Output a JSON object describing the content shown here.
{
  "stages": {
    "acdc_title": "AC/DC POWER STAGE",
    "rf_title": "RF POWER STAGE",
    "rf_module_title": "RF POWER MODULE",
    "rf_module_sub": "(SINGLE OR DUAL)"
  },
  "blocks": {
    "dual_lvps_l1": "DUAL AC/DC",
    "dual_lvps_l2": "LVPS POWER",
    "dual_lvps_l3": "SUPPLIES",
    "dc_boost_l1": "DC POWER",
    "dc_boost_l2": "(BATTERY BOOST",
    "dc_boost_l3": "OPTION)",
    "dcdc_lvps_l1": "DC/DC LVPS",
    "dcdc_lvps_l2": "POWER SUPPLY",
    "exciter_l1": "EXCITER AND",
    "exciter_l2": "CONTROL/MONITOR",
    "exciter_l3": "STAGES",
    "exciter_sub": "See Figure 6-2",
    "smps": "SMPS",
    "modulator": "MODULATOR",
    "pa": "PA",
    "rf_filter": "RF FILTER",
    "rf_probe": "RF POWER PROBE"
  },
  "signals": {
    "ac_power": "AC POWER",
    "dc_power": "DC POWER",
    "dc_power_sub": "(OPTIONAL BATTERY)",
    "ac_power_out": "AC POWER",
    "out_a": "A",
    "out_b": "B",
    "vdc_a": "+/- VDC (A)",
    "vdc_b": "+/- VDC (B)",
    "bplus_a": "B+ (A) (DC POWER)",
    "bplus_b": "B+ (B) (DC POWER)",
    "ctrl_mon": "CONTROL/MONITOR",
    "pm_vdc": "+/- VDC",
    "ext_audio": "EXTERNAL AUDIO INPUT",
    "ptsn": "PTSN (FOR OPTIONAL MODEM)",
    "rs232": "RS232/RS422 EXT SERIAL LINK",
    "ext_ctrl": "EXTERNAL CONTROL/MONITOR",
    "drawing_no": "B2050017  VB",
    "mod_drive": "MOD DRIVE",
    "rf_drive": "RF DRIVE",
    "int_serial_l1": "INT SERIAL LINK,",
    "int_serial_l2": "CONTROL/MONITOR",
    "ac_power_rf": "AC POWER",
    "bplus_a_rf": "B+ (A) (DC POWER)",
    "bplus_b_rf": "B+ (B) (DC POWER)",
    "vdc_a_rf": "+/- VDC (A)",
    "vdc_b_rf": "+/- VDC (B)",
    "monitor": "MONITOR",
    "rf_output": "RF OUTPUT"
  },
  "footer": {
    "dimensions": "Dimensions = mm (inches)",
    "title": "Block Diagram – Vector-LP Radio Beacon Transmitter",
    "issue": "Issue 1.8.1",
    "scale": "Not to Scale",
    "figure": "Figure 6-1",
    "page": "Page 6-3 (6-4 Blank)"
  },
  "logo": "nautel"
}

※ ※ ※

▶ **The exercise**
Select every line in the records above that contains the word "CONTROL".

▶ **Exercise solution**
    "exciter_l2": "CONTROL/MONITOR",
    "ctrl_mon": "CONTROL/MONITOR",
    "ext_ctrl": "EXTERNAL CONTROL/MONITOR",
    "int_serial_l2": "CONTROL/MONITOR",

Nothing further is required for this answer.